-- Begin --

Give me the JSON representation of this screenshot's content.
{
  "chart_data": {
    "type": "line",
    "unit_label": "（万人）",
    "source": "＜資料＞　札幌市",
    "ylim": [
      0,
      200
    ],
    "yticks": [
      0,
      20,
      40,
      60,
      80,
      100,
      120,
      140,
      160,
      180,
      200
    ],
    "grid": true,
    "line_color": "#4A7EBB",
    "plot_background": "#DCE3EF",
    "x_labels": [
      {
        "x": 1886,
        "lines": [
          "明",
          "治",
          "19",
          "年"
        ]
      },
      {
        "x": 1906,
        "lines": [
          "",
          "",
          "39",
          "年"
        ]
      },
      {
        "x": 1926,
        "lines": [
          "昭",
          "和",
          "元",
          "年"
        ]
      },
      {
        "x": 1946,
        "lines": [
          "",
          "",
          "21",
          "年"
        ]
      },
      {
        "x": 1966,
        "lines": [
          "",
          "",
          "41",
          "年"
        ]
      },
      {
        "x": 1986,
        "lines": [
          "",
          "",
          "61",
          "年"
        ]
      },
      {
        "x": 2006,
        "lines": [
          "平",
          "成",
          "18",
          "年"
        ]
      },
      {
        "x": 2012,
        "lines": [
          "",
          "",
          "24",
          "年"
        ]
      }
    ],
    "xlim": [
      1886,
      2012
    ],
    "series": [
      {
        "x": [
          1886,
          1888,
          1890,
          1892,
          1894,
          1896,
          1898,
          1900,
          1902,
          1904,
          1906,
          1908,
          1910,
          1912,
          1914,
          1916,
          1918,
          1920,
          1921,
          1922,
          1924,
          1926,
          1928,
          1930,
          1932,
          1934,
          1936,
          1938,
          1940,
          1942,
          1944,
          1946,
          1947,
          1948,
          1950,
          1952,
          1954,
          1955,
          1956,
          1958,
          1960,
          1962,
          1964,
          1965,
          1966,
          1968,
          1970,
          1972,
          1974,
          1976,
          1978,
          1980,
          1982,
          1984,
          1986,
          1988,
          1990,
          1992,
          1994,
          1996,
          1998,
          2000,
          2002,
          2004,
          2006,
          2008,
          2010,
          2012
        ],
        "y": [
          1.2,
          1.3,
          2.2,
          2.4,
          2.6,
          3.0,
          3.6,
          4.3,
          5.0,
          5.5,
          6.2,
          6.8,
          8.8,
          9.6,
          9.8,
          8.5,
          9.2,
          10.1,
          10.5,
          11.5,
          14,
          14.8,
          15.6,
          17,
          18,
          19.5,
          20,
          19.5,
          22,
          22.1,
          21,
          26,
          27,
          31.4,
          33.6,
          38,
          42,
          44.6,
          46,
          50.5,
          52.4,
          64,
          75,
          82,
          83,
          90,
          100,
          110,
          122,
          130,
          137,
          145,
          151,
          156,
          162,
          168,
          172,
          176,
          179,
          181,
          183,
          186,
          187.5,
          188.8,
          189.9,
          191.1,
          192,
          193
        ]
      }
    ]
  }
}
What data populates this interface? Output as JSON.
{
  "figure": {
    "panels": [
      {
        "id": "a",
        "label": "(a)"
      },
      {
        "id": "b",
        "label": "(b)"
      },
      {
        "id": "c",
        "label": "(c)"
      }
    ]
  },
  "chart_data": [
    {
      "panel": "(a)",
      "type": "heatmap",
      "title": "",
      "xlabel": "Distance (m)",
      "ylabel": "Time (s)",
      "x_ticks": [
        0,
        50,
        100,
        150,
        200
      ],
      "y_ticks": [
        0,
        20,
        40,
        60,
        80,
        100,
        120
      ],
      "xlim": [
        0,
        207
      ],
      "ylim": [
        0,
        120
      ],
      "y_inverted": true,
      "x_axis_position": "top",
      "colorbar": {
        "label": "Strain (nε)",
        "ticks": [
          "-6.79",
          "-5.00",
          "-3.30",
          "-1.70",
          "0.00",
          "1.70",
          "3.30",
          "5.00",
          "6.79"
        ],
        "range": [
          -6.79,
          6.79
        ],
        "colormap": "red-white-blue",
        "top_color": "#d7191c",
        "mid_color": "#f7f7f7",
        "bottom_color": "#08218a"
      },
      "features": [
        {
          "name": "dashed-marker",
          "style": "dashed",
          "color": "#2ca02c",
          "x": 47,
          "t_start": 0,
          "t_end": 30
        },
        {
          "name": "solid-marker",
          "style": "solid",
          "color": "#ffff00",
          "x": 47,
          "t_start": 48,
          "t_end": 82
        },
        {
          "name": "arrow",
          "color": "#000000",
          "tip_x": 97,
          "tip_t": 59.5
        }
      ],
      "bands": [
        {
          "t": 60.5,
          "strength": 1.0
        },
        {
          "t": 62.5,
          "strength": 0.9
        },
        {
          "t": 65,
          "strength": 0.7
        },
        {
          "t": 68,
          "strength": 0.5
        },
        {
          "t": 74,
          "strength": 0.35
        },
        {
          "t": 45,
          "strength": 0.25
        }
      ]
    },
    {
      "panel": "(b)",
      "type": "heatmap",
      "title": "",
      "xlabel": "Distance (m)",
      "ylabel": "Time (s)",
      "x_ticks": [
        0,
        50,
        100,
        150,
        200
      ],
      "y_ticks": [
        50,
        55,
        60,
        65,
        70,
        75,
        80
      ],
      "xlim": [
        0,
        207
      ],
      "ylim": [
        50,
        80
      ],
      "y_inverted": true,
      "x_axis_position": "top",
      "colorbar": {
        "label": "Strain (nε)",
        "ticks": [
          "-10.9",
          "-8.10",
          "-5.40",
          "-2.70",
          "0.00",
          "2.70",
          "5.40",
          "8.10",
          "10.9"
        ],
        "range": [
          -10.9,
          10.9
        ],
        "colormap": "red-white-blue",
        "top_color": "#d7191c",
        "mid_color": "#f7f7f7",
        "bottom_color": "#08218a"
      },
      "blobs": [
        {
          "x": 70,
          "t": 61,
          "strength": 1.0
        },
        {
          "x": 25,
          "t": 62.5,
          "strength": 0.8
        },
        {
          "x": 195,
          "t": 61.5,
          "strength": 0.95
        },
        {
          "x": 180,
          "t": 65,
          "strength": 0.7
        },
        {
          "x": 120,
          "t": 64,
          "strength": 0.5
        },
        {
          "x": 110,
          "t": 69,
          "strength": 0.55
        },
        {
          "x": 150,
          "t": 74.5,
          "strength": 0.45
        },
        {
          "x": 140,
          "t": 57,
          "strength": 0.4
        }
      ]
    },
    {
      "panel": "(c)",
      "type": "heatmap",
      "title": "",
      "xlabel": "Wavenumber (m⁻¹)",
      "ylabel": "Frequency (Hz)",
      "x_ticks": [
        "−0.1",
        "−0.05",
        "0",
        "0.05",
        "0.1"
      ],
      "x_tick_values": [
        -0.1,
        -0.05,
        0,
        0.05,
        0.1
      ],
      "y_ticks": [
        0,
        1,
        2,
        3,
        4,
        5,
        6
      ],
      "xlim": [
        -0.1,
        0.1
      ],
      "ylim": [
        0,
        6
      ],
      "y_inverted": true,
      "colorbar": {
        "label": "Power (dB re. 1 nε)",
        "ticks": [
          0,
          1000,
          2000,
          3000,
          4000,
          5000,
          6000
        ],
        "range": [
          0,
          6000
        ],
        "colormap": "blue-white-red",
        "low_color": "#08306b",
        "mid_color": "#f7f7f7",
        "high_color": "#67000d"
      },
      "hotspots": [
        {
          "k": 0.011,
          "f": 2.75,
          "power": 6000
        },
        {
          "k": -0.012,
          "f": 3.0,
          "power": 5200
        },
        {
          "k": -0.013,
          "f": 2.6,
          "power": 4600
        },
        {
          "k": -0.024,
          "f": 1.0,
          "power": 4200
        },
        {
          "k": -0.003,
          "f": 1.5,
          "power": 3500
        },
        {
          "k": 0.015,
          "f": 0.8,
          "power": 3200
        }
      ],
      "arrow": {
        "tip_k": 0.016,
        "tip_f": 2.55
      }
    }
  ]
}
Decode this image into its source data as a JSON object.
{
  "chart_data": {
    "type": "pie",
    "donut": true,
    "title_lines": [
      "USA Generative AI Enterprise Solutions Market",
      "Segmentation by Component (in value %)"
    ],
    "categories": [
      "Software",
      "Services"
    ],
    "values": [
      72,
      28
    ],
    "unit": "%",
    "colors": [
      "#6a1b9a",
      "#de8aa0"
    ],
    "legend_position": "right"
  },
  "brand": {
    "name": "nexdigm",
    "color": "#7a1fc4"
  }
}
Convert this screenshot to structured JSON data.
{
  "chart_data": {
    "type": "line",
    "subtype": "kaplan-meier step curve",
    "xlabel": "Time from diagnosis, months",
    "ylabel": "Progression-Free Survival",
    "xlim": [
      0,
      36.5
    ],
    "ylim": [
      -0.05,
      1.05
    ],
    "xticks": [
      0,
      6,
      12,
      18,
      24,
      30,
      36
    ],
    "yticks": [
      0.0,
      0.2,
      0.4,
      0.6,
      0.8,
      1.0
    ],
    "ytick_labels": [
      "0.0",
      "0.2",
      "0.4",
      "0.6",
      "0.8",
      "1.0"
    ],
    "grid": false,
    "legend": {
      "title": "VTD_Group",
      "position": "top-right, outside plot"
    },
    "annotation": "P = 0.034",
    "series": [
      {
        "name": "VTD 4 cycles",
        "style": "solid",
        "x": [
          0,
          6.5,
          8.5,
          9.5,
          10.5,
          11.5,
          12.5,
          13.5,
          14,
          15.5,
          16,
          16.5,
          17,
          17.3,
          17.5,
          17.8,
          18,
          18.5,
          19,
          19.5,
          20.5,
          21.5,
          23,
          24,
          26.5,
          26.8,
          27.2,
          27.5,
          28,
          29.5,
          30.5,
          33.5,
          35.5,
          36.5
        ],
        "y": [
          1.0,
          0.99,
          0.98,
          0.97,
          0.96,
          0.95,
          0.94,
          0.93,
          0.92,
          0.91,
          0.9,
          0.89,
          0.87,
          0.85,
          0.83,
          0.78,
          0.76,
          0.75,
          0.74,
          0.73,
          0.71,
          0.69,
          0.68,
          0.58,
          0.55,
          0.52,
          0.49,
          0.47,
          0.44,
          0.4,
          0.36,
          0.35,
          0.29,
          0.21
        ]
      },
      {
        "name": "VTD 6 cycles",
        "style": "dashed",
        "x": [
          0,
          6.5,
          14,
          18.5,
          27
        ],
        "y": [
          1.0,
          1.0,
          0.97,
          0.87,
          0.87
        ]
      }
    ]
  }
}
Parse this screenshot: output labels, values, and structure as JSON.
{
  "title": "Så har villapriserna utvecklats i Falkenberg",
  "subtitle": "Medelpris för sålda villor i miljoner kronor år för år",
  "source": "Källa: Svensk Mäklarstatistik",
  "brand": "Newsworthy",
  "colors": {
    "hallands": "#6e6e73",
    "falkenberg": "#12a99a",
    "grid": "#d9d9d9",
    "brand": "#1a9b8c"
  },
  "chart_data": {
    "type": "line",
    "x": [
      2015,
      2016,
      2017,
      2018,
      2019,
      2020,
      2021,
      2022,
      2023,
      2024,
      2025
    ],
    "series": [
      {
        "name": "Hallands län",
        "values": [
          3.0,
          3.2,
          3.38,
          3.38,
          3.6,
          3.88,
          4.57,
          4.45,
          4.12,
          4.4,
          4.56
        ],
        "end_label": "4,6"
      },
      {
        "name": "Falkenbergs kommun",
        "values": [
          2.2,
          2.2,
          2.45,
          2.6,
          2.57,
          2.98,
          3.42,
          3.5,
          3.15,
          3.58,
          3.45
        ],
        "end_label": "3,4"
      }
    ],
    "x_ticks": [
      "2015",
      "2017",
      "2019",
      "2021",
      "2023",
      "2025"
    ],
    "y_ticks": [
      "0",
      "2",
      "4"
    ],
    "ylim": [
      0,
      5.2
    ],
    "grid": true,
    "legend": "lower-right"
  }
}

-- End --

→ DIRECTIONS FOR THIS TASK: Compute the number of lines above that contain the string "JSON". Reply with that value only.

→ CORRECT RESPONSE: 5